Make a tally of the lines in the records that include the string "xlabel", and give only that number.

──────────────────────────────

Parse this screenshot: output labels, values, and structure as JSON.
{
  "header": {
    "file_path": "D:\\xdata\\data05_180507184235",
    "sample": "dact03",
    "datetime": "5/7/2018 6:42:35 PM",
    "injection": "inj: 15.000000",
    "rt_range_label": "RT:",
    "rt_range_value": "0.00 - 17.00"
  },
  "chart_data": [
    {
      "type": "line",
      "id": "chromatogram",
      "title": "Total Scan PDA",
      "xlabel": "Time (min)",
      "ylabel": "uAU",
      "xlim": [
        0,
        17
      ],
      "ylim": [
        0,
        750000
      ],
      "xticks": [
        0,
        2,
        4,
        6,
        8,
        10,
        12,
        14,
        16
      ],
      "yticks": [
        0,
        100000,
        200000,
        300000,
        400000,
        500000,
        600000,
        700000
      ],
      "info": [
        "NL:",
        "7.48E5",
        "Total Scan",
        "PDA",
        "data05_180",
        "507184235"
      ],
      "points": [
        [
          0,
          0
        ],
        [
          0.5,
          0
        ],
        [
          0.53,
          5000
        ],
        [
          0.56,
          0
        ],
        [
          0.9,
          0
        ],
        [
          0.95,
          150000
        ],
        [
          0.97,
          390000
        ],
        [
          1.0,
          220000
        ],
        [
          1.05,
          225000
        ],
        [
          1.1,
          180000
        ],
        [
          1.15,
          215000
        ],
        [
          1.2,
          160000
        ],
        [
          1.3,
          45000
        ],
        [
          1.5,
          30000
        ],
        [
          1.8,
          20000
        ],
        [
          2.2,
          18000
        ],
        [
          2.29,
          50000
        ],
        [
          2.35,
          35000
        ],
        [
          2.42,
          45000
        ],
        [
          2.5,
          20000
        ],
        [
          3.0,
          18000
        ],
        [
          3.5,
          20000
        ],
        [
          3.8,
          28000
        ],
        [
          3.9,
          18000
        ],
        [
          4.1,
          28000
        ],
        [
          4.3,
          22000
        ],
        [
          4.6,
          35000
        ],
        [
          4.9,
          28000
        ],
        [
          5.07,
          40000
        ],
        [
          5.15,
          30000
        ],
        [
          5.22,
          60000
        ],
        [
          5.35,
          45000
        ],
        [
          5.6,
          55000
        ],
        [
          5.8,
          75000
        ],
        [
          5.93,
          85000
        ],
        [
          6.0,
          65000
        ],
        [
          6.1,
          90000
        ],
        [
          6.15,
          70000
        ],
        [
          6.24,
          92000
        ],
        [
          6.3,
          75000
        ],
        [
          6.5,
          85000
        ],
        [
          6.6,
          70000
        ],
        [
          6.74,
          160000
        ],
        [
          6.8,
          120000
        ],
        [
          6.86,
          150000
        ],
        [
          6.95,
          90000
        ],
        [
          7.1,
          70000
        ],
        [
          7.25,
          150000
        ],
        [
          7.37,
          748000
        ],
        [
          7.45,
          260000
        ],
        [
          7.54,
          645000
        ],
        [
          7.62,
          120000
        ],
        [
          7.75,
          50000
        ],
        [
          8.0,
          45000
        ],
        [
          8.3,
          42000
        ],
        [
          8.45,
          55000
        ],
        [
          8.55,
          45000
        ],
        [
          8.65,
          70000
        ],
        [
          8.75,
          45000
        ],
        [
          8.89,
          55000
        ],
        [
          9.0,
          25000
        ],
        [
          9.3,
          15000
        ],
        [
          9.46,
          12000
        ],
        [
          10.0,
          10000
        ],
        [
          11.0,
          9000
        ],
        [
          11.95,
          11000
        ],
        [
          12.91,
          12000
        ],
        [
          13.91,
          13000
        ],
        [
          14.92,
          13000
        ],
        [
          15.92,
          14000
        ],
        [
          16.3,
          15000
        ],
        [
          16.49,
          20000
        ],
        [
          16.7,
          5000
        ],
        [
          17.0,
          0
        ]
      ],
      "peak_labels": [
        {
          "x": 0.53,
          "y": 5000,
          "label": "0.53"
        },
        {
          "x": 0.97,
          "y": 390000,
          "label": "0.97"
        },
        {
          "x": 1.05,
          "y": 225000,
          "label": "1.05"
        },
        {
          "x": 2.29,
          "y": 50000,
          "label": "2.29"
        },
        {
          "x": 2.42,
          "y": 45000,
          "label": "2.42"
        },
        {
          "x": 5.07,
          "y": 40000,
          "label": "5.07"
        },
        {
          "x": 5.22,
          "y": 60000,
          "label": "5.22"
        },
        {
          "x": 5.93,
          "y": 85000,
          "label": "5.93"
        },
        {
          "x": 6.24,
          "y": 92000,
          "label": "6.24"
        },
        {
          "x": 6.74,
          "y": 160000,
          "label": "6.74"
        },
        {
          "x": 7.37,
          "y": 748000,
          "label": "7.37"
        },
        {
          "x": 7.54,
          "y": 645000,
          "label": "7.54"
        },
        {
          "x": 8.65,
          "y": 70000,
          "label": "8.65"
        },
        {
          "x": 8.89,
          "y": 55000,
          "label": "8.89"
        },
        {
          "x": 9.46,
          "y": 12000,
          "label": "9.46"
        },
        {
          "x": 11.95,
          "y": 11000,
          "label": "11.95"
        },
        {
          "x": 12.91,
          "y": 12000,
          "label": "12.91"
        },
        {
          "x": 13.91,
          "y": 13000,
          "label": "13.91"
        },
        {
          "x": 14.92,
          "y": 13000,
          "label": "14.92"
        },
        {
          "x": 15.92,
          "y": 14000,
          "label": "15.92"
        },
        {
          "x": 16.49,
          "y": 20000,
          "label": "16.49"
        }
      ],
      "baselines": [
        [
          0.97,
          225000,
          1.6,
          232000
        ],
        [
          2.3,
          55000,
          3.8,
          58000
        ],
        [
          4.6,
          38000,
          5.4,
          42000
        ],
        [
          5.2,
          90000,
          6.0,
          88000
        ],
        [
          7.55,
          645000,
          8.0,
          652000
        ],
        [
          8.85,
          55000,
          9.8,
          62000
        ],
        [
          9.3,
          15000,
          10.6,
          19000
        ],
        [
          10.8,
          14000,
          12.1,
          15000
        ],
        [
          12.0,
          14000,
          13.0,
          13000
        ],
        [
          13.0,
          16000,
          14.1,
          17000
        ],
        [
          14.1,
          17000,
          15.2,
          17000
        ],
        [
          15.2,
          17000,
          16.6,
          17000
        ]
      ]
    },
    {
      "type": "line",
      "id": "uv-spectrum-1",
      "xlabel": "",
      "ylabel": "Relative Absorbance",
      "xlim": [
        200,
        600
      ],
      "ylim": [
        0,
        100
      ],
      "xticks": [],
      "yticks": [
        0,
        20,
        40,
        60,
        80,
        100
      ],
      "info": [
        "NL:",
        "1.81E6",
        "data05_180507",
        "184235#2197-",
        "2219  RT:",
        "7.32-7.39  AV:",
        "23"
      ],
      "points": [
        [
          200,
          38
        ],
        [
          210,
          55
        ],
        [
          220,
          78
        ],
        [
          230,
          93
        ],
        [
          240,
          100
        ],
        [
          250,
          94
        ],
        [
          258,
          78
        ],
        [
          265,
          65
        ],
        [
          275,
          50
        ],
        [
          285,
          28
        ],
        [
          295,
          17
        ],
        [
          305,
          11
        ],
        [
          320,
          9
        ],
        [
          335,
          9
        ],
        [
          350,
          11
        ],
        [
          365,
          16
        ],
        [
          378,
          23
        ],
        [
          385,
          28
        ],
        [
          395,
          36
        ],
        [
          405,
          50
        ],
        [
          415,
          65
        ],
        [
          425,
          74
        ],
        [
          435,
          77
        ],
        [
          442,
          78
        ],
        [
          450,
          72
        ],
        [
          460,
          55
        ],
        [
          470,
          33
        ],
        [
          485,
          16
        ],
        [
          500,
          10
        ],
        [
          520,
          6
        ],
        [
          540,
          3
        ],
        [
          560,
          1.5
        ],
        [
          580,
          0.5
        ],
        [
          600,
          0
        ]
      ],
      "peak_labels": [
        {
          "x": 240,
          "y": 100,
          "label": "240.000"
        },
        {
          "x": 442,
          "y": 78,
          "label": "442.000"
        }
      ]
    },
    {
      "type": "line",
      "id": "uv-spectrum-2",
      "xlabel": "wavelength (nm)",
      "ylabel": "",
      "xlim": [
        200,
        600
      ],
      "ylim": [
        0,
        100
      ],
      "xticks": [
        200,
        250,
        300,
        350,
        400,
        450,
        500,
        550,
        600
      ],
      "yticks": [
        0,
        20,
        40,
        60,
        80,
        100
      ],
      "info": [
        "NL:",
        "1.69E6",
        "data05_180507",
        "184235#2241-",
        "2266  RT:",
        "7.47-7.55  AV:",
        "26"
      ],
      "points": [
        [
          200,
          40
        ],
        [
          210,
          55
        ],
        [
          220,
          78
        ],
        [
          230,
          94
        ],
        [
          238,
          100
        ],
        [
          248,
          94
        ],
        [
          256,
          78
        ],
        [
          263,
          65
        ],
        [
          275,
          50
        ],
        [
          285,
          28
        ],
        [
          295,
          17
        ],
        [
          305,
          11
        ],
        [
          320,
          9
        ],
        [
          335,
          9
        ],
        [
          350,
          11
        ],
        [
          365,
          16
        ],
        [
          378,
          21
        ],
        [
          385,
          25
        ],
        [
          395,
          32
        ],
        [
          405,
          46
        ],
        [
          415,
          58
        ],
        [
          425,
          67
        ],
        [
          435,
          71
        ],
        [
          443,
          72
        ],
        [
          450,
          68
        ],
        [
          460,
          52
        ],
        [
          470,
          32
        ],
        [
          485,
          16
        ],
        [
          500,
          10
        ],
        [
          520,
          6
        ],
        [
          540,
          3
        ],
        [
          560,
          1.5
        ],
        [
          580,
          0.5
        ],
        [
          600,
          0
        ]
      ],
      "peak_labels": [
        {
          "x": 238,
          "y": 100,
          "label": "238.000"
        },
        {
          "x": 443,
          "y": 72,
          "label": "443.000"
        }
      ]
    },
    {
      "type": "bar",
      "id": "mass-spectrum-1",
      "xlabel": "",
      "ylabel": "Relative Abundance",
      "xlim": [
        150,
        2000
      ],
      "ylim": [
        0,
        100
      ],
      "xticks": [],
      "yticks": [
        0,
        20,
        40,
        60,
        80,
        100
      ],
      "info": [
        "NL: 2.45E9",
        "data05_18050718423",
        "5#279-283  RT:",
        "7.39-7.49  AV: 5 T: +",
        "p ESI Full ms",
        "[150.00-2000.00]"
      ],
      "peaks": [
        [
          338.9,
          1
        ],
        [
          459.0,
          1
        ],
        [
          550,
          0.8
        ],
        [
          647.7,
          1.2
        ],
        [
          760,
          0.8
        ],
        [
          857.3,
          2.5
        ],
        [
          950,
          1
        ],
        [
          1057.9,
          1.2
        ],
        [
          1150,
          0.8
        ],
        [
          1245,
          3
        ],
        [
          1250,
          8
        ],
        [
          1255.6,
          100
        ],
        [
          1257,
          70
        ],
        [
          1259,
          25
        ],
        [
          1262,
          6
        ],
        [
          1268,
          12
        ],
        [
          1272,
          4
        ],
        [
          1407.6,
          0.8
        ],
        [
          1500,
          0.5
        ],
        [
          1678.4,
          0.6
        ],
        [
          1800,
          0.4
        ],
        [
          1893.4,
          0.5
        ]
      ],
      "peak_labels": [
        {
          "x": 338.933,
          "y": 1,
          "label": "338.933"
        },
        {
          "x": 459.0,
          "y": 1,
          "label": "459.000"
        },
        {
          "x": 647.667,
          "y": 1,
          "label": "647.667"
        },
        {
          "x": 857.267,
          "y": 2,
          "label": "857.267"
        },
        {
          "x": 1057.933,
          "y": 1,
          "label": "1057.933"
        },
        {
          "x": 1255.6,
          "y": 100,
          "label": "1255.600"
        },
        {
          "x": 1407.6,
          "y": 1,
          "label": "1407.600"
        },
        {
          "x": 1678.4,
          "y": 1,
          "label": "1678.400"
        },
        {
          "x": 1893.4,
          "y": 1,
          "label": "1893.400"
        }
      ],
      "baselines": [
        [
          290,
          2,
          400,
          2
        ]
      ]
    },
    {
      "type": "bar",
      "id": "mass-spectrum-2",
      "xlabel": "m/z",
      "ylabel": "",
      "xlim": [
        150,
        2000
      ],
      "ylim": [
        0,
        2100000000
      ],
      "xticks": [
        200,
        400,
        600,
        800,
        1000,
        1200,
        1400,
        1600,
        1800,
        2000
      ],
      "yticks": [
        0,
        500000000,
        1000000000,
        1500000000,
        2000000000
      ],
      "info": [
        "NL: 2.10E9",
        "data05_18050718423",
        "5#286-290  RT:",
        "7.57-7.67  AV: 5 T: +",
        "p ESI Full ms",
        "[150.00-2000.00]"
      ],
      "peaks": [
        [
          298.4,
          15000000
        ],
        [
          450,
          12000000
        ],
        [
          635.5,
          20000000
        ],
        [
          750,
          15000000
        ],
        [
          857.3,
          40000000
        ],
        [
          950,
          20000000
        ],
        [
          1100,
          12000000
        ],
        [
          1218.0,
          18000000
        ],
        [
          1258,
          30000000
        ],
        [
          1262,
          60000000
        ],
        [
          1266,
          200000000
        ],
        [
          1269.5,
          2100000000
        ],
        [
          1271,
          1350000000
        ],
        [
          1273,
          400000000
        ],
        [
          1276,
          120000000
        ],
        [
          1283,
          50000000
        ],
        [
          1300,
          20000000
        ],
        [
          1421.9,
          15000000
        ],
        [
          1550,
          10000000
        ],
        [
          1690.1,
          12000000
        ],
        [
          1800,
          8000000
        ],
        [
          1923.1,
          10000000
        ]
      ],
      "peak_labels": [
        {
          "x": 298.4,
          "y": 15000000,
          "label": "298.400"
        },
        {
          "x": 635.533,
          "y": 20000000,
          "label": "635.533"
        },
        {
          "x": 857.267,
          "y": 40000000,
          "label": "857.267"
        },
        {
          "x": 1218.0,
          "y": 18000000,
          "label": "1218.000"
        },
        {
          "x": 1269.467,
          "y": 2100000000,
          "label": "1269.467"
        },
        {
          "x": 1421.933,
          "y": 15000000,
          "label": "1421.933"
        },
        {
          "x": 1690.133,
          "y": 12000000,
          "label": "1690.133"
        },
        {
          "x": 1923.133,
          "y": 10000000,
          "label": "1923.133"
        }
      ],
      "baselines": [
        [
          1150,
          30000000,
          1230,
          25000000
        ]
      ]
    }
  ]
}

──────────────────────────────

## Result of the task
5